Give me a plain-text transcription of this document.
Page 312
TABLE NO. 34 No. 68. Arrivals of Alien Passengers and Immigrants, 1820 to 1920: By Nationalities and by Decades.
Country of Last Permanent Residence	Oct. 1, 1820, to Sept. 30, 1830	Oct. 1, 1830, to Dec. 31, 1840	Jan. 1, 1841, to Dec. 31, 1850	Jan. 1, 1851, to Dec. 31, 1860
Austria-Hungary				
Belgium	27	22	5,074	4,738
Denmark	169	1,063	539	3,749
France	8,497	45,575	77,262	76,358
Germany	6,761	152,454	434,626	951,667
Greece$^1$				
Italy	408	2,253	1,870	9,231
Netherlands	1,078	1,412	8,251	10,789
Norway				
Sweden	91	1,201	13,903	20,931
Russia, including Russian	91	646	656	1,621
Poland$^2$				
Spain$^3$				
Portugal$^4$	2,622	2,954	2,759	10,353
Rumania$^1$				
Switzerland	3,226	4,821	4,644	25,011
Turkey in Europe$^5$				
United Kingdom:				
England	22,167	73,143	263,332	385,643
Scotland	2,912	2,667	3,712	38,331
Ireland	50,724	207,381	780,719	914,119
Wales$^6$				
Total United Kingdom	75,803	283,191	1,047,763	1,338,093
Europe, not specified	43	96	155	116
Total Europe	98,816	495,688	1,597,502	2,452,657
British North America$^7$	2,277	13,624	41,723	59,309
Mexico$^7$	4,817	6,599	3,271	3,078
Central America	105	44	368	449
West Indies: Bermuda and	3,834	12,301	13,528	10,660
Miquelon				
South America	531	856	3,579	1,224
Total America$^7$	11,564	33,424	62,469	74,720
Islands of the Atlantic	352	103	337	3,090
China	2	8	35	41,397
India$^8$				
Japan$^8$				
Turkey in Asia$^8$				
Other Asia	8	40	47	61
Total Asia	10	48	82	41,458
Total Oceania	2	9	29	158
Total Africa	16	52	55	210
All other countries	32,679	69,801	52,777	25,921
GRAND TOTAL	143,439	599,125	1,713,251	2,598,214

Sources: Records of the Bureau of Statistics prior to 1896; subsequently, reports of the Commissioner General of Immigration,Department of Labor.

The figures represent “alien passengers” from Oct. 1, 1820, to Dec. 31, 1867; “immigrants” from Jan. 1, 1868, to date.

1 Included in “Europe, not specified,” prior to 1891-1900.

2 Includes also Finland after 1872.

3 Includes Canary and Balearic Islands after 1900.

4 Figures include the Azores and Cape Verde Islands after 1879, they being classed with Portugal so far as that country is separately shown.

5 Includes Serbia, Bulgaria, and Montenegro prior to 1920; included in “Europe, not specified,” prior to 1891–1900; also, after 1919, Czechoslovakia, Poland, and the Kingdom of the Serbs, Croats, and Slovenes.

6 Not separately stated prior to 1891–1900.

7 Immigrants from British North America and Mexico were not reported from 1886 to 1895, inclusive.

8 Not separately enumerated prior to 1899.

========

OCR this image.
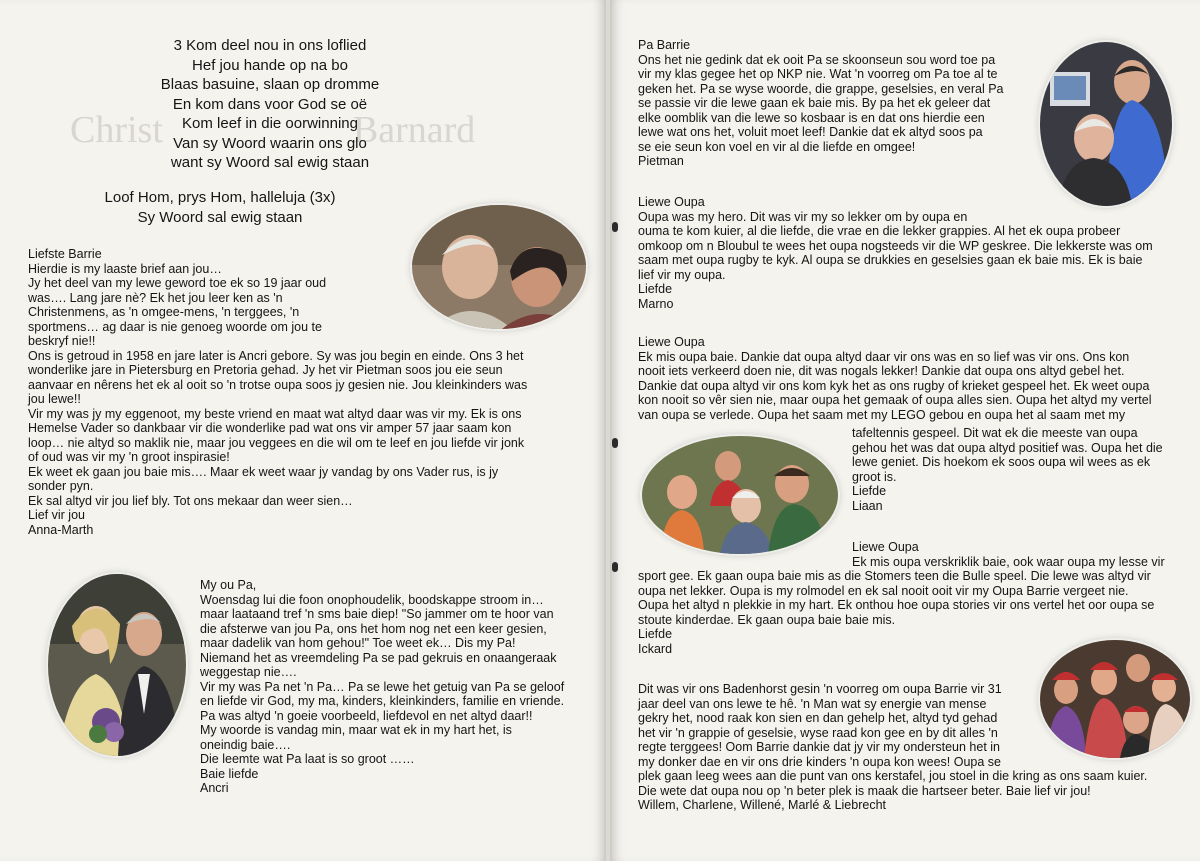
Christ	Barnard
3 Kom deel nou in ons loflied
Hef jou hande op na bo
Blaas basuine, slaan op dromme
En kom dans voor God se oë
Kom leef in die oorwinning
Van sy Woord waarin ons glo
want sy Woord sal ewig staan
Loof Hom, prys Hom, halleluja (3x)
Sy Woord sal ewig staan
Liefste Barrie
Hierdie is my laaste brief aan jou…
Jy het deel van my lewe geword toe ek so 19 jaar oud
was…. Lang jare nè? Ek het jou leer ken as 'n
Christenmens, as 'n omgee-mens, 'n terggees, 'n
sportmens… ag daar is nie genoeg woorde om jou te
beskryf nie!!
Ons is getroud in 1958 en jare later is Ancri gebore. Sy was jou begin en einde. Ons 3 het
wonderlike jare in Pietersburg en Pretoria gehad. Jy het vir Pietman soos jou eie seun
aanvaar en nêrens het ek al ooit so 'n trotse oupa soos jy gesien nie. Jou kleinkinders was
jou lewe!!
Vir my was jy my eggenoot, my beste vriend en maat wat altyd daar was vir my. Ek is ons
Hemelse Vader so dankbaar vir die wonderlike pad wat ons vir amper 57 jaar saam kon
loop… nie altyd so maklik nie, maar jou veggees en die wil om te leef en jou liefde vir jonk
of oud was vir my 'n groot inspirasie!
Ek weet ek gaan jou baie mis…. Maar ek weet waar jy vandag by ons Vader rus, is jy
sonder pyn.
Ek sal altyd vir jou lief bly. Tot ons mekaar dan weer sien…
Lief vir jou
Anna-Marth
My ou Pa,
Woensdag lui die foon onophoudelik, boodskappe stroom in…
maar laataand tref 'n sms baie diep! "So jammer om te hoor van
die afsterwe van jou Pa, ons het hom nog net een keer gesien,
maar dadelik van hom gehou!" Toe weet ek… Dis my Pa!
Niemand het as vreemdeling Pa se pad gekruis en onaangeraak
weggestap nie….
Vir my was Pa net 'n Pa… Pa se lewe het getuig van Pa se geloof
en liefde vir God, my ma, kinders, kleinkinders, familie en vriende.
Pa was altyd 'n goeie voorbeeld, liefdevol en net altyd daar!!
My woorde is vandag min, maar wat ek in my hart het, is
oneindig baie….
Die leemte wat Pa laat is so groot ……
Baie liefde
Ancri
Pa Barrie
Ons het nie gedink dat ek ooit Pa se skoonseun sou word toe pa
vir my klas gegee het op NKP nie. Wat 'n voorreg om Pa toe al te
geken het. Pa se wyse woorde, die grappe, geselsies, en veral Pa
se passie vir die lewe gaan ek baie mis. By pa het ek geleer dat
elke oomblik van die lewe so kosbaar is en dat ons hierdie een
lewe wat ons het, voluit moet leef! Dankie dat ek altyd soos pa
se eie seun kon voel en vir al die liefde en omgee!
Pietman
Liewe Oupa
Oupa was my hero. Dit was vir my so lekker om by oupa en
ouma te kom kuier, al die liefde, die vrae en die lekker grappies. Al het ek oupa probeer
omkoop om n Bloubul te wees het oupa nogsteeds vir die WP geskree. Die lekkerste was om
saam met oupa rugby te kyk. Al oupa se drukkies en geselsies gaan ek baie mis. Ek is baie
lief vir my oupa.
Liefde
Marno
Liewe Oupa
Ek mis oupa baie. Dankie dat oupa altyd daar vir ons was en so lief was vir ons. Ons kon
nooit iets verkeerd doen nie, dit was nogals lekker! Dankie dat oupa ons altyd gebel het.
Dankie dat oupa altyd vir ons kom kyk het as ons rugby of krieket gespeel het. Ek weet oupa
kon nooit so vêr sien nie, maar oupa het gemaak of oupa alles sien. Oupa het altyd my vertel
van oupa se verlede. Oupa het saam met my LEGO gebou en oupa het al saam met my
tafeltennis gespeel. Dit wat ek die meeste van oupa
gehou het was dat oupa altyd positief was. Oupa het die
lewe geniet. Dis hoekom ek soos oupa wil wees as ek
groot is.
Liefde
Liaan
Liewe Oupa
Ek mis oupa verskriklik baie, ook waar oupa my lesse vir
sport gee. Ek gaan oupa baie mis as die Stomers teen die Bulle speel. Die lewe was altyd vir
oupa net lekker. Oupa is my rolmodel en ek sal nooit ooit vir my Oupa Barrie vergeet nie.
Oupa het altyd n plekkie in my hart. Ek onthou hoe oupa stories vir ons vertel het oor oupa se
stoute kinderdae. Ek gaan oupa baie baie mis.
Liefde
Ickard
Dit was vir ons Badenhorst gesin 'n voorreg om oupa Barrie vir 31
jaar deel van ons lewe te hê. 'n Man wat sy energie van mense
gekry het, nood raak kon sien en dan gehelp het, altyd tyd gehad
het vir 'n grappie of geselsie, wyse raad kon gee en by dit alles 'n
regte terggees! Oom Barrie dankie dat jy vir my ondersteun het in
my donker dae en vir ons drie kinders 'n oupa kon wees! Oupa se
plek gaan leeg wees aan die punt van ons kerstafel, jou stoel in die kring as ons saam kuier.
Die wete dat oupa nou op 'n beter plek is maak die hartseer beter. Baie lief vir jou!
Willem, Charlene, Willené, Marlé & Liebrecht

========

» **Work to do**
Find out how many lines in the listing contain the string "Pietman". Give the number alone.

» **The solution**
2